[start of Material provided]

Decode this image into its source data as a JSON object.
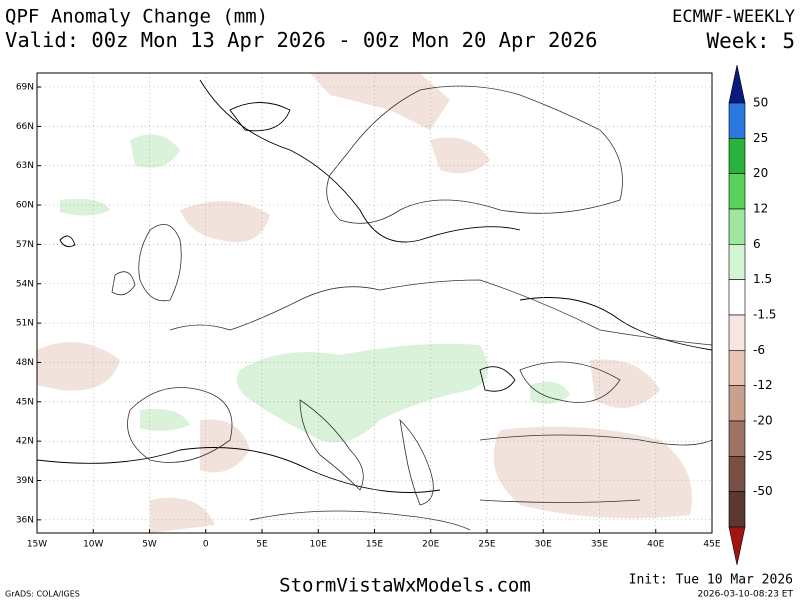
{
  "header": {
    "title": "QPF Anomaly Change (mm)",
    "valid": "Valid: 00z Mon 13 Apr 2026 - 00z Mon 20 Apr 2026",
    "model": "ECMWF-WEEKLY",
    "week": "Week: 5"
  },
  "map": {
    "lat_labels": [
      "69N",
      "66N",
      "63N",
      "60N",
      "57N",
      "54N",
      "51N",
      "48N",
      "45N",
      "42N",
      "39N",
      "36N"
    ],
    "lon_labels": [
      "15W",
      "10W",
      "5W",
      "0",
      "5E",
      "10E",
      "15E",
      "20E",
      "25E",
      "30E",
      "35E",
      "40E",
      "45E"
    ]
  },
  "colorbar": {
    "labels": [
      "50",
      "25",
      "20",
      "12",
      "6",
      "1.5",
      "-1.5",
      "-6",
      "-12",
      "-20",
      "-25",
      "-50"
    ],
    "colors": [
      "#0a1a80",
      "#2a78e0",
      "#28b43c",
      "#5ad25a",
      "#a0e6a0",
      "#d2f5d2",
      "#ffffff",
      "#f5e6e0",
      "#e6c3b4",
      "#c8a08c",
      "#a07464",
      "#7a5044",
      "#5a3a30",
      "#a01414"
    ]
  },
  "footer": {
    "grads": "GrADS: COLA/IGES",
    "site": "StormVistaWxModels.com",
    "init": "Init: Tue 10 Mar 2026",
    "stamp": "2026-03-10-08:23 ET"
  }
}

[end of Material provided]

- _Written problem_
Return each line of the data, keeping its wording exact and omitting pictures.

- _Worked answer_
Decode this image into its source data as a JSON object.
{
  "header": {
    "title": "QPF Anomaly Change (mm)",
    "valid": "Valid: 00z Mon 13 Apr 2026 - 00z Mon 20 Apr 2026",
    "model": "ECMWF-WEEKLY",
    "week": "Week: 5"
  },
  "map": {
    "lat_labels": [
      "69N",
      "66N",
      "63N",
      "60N",
      "57N",
      "54N",
      "51N",
      "48N",
      "45N",
      "42N",
      "39N",
      "36N"
    ],
    "lon_labels": [
      "15W",
      "10W",
      "5W",
      "0",
      "5E",
      "10E",
      "15E",
      "20E",
      "25E",
      "30E",
      "35E",
      "40E",
      "45E"
    ]
  },
  "colorbar": {
    "labels": [
      "50",
      "25",
      "20",
      "12",
      "6",
      "1.5",
      "-1.5",
      "-6",
      "-12",
      "-20",
      "-25",
      "-50"
    ],
    "colors": [
      "#0a1a80",
      "#2a78e0",
      "#28b43c",
      "#5ad25a",
      "#a0e6a0",
      "#d2f5d2",
      "#ffffff",
      "#f5e6e0",
      "#e6c3b4",
      "#c8a08c",
      "#a07464",
      "#7a5044",
      "#5a3a30",
      "#a01414"
    ]
  },
  "footer": {
    "grads": "GrADS: COLA/IGES",
    "site": "StormVistaWxModels.com",
    "init": "Init: Tue 10 Mar 2026",
    "stamp": "2026-03-10-08:23 ET"
  }
}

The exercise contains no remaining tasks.